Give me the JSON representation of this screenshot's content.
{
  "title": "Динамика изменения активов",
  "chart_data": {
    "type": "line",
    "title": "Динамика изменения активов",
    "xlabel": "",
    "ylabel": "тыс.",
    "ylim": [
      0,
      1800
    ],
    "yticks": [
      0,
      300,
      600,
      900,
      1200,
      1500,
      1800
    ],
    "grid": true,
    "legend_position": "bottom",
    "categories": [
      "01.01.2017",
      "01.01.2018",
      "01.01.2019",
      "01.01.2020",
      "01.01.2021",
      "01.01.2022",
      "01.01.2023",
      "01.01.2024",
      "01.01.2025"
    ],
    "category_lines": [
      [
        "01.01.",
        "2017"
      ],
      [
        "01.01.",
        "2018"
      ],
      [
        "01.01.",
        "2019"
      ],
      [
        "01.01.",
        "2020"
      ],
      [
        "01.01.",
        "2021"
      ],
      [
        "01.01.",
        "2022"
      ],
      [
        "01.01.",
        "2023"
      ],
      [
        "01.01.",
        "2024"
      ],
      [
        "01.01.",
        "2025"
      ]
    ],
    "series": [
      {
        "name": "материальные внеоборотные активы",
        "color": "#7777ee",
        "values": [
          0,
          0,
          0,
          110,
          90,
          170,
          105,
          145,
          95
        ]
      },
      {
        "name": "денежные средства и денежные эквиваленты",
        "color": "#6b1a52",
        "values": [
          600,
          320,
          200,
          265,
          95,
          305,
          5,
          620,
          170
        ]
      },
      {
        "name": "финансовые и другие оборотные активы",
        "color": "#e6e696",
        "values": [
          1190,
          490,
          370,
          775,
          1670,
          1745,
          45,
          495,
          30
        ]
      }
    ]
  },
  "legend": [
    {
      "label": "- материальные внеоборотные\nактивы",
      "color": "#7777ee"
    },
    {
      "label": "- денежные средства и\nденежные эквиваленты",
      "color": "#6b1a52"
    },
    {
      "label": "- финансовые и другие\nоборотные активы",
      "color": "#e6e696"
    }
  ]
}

...

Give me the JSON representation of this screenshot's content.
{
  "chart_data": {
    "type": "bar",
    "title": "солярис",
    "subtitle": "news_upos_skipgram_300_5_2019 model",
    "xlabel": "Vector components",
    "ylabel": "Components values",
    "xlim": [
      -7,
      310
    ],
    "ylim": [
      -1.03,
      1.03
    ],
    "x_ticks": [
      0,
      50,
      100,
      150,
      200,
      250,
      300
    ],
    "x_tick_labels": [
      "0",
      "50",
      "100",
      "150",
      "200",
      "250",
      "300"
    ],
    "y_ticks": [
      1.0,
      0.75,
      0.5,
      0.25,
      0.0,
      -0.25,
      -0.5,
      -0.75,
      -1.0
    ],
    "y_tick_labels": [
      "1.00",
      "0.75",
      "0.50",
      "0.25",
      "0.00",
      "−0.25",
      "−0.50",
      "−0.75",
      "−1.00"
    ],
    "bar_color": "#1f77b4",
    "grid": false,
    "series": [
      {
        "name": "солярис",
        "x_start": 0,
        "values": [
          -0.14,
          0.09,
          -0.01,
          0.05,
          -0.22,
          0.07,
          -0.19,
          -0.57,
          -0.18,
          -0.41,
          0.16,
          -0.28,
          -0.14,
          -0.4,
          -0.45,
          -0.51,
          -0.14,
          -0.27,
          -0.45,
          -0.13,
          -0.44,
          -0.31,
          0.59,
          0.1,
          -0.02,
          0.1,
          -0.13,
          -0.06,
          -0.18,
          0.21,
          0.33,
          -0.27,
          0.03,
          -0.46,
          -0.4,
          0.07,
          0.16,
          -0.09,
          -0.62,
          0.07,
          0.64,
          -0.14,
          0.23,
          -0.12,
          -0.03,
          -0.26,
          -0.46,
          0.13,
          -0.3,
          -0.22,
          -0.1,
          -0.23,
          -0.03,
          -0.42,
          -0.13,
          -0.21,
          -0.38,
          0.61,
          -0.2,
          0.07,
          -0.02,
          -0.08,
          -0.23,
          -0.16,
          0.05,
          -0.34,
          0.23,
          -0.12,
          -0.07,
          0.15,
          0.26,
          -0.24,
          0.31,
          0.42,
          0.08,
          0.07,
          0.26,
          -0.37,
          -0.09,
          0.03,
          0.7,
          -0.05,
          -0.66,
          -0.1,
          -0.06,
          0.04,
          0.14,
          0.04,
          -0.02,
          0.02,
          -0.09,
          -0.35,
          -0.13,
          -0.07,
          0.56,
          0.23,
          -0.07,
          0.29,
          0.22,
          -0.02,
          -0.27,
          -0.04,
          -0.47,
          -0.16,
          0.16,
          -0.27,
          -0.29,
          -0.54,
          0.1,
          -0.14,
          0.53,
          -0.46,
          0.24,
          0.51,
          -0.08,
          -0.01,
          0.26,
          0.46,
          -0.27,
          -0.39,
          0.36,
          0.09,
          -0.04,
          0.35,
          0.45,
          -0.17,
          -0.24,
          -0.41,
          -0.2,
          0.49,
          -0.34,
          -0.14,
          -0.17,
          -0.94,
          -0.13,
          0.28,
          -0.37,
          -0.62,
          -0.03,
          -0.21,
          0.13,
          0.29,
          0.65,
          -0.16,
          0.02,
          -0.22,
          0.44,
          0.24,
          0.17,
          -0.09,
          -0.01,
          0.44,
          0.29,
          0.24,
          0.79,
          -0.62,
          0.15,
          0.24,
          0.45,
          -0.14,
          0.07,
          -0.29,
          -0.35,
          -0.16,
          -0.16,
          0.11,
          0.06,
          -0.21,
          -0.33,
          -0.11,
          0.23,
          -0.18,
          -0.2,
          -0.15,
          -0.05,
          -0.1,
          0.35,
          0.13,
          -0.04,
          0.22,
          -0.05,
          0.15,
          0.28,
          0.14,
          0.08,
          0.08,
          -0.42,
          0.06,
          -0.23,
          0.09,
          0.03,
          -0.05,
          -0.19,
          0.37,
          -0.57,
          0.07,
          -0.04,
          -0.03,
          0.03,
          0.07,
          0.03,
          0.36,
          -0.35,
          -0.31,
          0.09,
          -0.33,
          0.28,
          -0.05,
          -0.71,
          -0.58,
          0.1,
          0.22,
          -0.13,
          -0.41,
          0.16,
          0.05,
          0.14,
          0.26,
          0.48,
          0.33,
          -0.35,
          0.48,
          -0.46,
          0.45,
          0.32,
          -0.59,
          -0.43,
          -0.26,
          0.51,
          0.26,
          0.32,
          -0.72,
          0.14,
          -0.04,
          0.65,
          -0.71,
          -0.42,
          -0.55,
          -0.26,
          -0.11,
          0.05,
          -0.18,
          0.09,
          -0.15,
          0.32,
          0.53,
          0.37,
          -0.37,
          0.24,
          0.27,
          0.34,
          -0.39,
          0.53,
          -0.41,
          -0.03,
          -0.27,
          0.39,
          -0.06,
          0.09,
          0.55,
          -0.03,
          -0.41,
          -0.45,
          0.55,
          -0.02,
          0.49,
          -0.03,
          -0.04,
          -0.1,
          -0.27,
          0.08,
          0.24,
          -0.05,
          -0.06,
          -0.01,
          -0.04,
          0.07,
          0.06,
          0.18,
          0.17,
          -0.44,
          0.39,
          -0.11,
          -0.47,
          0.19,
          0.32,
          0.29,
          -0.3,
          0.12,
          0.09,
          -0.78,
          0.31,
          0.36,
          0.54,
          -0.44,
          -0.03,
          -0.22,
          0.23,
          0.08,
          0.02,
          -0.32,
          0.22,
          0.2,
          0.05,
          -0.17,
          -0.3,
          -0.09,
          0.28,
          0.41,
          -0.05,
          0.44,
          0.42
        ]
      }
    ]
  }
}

WHAT YOU ARE ASKED TO DO - Using the data above, copy each line that contains "name".

THE REPLY -
        "name": "материальные внеоборотные активы",
        "name": "денежные средства и денежные эквиваленты",
        "name": "финансовые и другие оборотные активы",
        "name": "солярис",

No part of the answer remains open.